◆ **The request**: Filter the records below down to lines containing "Cumulative".

[Records contained in a dataset]
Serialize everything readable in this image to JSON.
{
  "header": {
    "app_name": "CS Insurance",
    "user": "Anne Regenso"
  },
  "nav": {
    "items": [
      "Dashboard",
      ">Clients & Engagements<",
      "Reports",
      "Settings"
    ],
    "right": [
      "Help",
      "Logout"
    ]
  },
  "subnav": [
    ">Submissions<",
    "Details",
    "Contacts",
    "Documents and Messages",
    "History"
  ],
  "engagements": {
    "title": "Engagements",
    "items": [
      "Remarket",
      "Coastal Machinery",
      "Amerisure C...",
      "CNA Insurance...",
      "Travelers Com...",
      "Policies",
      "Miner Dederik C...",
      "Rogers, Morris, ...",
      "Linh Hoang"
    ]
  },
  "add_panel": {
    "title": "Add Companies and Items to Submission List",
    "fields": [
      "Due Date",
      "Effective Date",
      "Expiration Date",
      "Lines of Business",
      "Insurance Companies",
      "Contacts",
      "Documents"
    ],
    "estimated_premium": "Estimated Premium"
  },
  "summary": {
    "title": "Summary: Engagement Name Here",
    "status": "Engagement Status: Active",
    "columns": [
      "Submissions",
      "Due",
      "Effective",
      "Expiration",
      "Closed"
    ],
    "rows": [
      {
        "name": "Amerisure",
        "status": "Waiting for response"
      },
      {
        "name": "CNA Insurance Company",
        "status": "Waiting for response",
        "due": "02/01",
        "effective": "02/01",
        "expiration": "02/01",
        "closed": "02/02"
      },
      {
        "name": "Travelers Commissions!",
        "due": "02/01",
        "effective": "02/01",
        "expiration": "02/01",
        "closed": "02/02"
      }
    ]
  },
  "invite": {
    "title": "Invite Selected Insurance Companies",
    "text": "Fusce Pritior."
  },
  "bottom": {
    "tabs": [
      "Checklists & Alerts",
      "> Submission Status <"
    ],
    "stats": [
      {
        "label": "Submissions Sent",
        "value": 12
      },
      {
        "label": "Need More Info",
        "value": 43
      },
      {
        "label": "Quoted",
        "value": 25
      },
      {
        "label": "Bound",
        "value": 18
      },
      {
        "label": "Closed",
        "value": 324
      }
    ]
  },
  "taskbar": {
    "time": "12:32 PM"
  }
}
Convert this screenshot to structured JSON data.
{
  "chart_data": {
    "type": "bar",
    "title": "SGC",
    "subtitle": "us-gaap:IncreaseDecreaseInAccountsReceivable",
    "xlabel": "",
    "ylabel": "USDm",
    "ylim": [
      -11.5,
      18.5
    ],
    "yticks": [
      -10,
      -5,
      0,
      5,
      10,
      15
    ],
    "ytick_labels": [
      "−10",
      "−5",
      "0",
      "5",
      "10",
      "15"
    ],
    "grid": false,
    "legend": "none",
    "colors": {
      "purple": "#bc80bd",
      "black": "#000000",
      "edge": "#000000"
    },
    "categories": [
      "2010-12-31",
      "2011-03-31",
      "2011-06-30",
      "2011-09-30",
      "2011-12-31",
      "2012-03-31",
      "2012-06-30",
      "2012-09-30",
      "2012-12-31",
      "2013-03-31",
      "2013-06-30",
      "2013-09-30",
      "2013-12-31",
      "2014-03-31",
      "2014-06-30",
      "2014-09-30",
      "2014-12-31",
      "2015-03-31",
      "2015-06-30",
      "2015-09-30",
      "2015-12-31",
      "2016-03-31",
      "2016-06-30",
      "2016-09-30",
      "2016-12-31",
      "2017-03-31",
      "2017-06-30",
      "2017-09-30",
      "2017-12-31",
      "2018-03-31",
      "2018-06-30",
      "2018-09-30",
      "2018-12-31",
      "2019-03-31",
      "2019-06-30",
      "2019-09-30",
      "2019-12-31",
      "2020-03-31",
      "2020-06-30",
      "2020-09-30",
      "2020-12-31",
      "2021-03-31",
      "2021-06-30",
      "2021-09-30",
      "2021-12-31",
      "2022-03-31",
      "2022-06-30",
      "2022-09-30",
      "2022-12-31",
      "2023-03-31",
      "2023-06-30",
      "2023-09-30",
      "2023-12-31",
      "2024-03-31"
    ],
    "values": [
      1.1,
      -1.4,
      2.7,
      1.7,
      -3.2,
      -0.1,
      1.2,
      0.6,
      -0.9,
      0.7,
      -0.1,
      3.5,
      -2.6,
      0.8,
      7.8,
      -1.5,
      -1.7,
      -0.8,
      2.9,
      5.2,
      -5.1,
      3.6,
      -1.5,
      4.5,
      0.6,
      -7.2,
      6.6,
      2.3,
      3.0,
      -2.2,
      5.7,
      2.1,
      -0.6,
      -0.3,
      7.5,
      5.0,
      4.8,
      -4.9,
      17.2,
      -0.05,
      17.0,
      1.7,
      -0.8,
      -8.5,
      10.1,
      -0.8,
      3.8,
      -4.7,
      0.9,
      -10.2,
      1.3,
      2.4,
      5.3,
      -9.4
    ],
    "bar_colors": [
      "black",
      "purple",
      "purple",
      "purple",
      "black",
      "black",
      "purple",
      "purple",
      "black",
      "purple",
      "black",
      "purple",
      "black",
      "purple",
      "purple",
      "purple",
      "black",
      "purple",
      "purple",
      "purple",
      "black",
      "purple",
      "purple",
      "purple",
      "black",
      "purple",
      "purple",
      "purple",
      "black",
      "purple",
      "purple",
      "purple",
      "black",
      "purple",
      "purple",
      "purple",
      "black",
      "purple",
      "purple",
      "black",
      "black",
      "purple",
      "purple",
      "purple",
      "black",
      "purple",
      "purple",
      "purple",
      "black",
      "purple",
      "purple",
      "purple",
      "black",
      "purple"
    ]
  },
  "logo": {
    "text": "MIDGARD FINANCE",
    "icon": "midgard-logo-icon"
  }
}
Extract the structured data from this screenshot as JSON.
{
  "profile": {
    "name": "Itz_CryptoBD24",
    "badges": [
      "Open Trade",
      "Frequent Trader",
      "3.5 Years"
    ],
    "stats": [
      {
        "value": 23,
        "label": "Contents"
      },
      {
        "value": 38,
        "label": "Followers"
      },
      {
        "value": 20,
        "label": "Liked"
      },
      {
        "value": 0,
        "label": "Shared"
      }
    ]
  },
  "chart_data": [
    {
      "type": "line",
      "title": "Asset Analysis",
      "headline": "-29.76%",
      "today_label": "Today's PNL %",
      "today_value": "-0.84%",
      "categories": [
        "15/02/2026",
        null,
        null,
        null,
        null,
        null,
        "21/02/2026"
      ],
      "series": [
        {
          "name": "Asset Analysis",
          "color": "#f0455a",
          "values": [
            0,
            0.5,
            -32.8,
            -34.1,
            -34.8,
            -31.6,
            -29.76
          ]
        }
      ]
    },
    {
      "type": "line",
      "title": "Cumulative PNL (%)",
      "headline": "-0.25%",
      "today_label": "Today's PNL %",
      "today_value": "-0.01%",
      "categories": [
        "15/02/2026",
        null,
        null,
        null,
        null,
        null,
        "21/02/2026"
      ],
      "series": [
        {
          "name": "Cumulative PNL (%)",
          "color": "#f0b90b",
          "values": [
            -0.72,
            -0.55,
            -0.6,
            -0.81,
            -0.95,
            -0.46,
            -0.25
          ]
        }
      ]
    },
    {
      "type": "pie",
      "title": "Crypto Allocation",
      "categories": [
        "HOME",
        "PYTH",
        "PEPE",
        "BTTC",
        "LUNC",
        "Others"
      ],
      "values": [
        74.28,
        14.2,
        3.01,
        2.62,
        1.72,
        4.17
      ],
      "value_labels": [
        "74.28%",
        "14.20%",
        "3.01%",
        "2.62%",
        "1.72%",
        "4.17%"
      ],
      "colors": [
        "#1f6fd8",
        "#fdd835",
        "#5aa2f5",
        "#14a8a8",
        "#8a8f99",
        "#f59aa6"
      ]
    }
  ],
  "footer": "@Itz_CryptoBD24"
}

◆ **Task answer**:
      "title": "Cumulative PNL (%)",
          "name": "Cumulative PNL (%)",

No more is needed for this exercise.